* [Your objective]: Wherever a line holds the string "Peppermints", copy that line.

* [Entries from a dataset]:
## begin

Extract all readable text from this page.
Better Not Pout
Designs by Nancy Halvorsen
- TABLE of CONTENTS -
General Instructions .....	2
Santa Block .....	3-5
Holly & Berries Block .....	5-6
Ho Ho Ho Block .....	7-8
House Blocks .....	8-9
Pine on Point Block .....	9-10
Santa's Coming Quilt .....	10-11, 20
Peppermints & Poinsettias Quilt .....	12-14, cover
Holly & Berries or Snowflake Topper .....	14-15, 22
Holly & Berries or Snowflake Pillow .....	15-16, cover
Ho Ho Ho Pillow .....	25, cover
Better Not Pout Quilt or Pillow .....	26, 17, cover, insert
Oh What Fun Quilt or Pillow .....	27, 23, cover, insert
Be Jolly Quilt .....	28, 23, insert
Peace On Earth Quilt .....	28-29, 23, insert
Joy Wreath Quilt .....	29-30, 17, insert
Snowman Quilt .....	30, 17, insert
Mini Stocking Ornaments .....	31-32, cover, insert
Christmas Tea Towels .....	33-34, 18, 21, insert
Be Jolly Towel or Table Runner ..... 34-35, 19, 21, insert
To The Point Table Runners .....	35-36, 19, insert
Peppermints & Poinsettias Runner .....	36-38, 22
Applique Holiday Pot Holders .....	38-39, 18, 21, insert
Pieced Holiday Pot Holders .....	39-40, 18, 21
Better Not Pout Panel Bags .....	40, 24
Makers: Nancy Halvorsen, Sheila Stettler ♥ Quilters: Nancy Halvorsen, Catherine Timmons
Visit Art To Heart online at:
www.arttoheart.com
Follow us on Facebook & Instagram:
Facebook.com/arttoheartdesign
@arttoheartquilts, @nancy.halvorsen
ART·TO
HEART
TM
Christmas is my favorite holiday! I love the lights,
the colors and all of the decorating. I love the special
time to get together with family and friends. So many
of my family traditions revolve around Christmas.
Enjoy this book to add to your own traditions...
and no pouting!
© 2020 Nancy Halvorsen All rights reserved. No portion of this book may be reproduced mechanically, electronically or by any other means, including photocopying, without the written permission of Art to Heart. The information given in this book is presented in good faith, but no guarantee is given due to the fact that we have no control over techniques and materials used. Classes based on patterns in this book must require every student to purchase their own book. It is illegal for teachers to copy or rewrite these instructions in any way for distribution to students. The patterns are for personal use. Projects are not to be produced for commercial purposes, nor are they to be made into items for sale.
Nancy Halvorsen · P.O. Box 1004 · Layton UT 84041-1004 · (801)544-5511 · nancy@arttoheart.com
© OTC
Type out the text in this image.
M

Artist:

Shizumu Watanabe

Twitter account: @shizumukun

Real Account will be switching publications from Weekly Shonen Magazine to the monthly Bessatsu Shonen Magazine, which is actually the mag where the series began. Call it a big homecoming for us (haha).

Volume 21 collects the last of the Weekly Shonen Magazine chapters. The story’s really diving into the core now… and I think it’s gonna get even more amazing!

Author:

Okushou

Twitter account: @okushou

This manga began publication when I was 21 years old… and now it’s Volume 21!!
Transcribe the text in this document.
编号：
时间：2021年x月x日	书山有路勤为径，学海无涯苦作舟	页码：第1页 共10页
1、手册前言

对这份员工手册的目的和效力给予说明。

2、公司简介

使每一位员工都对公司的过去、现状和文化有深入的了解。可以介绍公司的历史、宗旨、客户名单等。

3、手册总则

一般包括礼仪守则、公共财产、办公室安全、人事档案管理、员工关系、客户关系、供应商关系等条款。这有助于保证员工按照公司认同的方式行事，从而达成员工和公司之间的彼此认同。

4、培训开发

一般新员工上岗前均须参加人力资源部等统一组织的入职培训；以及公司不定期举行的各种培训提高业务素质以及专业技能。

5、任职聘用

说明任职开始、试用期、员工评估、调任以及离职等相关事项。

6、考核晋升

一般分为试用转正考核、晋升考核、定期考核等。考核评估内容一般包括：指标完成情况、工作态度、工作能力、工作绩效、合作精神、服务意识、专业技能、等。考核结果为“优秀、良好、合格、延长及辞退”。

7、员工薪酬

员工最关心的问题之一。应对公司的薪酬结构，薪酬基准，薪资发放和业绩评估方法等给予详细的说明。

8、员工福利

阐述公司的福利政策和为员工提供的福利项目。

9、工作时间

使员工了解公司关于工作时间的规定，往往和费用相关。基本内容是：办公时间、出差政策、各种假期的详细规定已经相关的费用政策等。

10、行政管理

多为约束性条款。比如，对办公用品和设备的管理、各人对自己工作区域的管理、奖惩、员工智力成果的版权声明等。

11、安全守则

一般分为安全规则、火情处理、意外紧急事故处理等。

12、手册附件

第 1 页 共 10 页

## end

* [Solution for this exercise]:
Peppermints & Poinsettias Quilt .....	12-14, cover
Peppermints & Poinsettias Runner .....	36-38, 22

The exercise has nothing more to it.